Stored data
-- BEGIN --

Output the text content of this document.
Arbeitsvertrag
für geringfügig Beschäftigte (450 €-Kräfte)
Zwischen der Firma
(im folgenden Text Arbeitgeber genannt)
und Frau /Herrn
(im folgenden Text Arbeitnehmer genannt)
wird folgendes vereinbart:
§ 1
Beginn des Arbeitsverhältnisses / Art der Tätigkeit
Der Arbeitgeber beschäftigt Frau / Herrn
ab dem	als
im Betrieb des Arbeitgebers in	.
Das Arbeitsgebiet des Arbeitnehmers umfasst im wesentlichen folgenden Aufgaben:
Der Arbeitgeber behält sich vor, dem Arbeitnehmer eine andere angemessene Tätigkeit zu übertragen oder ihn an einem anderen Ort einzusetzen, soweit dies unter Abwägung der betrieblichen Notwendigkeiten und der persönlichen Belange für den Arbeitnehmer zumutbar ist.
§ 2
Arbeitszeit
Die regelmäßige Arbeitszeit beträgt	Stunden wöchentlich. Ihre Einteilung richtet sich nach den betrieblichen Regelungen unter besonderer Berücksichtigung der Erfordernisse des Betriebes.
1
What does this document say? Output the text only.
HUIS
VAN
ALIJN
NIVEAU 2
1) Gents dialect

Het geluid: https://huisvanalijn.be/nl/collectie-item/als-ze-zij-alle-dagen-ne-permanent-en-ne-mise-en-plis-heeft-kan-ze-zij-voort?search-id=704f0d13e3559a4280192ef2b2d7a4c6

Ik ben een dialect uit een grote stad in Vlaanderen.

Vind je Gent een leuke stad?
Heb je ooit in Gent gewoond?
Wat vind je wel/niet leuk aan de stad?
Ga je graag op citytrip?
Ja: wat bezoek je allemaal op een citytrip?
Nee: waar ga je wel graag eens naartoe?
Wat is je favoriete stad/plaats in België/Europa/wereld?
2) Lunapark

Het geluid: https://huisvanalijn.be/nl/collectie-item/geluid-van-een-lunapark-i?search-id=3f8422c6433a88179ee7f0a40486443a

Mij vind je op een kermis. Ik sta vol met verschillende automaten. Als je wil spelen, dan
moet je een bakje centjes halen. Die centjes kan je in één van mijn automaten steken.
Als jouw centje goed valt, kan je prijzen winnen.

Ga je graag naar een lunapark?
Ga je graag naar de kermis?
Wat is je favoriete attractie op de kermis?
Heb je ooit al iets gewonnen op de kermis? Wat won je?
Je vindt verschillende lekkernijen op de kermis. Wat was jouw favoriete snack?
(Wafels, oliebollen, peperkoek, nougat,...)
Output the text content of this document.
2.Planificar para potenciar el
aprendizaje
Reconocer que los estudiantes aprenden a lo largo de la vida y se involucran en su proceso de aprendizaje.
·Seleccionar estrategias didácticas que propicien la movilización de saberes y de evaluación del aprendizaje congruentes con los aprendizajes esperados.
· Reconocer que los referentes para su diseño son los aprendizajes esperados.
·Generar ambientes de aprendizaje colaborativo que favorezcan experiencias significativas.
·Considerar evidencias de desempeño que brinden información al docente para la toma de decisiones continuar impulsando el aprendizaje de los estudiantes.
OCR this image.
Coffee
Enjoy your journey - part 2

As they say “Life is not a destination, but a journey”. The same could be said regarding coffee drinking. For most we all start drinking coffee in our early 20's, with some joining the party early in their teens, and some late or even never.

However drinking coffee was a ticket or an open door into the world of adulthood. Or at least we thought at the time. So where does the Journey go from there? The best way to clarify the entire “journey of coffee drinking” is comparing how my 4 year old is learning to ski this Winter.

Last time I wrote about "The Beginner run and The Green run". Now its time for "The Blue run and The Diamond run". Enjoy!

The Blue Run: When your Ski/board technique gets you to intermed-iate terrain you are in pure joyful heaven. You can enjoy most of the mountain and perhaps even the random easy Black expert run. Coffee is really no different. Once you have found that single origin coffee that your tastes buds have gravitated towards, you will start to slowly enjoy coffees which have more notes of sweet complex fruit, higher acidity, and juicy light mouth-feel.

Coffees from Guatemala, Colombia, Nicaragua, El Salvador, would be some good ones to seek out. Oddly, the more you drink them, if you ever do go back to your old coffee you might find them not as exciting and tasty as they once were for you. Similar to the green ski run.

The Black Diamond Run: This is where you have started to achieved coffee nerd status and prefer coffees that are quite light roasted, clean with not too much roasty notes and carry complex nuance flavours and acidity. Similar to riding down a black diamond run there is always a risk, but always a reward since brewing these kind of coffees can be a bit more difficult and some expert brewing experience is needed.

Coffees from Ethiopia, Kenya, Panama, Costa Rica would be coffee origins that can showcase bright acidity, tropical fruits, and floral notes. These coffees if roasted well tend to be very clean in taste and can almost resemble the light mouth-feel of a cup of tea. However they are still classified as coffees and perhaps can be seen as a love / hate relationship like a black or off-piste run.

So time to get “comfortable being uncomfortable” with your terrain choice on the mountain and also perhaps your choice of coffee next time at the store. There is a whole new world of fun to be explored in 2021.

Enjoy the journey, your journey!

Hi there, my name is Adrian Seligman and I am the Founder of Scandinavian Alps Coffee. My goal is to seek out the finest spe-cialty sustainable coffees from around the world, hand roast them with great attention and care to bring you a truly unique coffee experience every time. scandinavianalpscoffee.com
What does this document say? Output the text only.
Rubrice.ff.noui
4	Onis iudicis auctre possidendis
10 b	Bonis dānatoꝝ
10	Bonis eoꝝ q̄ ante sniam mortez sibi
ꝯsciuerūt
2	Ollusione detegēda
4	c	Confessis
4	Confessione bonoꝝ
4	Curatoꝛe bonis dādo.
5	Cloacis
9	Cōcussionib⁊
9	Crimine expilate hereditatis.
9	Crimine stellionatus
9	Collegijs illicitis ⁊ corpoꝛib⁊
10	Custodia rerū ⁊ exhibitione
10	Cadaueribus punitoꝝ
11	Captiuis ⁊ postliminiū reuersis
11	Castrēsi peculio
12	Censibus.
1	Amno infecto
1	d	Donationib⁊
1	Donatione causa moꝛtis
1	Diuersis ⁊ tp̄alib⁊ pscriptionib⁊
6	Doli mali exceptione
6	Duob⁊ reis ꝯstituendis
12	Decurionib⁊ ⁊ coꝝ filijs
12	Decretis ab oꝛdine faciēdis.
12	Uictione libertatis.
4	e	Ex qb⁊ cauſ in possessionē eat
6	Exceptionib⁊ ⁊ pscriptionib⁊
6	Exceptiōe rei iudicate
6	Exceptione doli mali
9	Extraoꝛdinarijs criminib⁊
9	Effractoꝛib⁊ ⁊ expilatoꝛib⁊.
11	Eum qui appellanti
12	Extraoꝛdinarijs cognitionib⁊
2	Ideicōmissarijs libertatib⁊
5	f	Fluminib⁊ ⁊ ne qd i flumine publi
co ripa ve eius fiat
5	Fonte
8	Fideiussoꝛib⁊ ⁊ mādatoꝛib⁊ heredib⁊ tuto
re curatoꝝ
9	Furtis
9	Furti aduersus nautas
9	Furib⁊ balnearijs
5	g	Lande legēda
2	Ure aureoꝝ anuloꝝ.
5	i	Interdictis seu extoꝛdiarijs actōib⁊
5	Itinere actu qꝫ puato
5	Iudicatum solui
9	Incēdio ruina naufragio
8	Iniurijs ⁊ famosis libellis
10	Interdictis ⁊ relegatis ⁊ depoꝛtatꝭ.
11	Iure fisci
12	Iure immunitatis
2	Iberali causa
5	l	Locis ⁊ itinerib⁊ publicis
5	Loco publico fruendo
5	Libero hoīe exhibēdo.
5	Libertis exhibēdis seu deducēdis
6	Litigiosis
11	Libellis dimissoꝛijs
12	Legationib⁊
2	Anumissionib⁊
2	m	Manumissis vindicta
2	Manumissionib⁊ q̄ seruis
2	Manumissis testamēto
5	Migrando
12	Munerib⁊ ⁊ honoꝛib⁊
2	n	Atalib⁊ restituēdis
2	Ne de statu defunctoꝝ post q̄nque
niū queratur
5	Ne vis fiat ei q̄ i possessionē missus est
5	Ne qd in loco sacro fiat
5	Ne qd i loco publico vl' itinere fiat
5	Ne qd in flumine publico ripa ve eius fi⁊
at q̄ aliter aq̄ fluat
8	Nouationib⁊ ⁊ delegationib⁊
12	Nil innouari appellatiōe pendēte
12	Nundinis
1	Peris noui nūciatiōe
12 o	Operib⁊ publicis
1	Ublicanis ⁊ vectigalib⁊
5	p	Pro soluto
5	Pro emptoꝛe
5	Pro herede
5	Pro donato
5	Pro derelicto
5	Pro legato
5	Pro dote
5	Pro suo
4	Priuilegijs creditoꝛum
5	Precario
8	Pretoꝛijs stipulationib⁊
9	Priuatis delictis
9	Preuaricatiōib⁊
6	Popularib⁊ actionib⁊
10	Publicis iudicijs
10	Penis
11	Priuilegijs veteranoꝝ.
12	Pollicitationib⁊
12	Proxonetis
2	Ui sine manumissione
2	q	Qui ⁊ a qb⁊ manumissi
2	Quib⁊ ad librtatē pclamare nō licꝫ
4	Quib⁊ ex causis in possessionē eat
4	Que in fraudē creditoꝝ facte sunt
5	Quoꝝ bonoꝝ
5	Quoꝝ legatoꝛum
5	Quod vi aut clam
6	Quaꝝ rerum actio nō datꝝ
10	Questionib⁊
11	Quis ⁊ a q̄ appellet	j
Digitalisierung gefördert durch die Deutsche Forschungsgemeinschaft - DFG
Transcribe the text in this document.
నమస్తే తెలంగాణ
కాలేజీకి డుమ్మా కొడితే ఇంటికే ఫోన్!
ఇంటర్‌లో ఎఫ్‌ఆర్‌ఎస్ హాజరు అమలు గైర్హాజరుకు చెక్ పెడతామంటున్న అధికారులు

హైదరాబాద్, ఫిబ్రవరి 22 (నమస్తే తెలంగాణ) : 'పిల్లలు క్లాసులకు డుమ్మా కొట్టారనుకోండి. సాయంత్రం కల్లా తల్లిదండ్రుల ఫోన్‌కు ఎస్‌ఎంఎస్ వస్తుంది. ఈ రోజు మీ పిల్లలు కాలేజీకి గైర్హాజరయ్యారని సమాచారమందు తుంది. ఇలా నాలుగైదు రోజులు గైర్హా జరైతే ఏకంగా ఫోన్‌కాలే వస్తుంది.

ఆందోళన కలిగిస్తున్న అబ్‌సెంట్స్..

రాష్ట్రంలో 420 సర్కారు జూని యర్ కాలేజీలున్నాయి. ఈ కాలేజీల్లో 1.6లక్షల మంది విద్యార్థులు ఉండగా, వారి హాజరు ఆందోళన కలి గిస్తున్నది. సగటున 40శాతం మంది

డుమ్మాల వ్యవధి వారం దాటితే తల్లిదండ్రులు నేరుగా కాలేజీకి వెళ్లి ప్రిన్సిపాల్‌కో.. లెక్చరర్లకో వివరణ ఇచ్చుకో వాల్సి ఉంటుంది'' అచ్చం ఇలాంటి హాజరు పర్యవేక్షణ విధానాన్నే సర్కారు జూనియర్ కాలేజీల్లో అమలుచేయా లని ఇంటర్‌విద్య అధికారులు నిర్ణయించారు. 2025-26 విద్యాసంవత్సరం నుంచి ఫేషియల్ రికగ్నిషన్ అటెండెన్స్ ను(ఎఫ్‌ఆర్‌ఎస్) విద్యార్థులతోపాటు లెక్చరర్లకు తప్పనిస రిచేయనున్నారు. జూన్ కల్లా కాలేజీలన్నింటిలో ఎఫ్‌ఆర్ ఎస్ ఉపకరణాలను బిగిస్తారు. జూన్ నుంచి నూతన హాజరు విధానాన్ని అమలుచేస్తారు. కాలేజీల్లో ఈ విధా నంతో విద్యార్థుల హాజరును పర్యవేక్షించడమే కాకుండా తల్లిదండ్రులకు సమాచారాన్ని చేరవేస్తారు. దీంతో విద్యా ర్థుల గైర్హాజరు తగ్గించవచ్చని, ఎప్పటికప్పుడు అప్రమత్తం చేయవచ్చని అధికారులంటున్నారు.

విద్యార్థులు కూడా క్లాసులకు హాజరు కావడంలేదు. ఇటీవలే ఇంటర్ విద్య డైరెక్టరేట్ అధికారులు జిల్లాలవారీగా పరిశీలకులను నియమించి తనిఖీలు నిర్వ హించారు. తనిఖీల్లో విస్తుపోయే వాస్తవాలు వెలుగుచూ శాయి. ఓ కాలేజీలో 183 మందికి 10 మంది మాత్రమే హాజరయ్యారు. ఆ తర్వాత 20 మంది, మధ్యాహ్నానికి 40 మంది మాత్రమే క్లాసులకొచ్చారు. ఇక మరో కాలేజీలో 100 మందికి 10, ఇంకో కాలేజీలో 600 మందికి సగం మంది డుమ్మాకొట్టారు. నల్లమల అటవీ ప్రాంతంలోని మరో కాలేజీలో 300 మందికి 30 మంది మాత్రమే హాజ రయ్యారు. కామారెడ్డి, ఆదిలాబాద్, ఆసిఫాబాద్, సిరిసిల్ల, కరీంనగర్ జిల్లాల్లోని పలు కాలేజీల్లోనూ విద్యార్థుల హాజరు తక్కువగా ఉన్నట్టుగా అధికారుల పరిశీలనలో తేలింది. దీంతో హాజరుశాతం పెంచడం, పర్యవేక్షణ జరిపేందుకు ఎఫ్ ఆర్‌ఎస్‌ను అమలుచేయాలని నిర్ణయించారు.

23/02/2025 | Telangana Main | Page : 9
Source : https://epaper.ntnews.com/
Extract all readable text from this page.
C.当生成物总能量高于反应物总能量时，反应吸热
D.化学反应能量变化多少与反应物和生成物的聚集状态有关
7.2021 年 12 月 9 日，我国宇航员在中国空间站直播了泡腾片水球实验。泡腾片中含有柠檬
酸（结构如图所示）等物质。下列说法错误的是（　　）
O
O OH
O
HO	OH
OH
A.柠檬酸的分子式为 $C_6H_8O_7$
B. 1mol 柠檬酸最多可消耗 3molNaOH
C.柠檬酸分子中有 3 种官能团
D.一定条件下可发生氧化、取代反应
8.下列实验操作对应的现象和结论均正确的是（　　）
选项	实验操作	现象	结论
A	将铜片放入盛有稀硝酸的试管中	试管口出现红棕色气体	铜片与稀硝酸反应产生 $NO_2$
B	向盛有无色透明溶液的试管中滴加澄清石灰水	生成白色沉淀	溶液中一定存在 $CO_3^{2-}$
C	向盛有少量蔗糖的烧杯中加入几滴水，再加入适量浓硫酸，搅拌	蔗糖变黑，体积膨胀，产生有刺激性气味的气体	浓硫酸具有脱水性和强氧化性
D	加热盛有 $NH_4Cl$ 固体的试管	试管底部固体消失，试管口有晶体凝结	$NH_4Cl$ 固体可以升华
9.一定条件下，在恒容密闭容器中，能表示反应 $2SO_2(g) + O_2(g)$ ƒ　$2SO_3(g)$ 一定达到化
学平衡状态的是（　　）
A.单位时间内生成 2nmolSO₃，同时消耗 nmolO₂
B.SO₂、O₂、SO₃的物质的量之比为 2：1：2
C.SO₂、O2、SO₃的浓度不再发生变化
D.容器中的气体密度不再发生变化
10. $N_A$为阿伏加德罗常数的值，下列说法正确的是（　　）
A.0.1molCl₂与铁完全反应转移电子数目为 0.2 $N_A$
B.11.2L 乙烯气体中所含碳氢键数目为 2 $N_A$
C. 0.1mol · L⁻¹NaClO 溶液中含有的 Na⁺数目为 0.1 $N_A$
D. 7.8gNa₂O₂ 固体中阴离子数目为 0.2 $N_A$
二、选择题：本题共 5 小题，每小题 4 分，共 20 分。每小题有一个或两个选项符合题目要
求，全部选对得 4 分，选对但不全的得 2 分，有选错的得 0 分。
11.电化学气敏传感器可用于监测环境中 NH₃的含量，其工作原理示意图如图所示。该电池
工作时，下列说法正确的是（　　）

-- END --

■ EXERCISE OBJECTIVE: Search the data for "Manumissis". Copy every matching line.

■ WRITTEN SOLUTION:
2	m	Manumissis vindicta
2	Manumissis testamēto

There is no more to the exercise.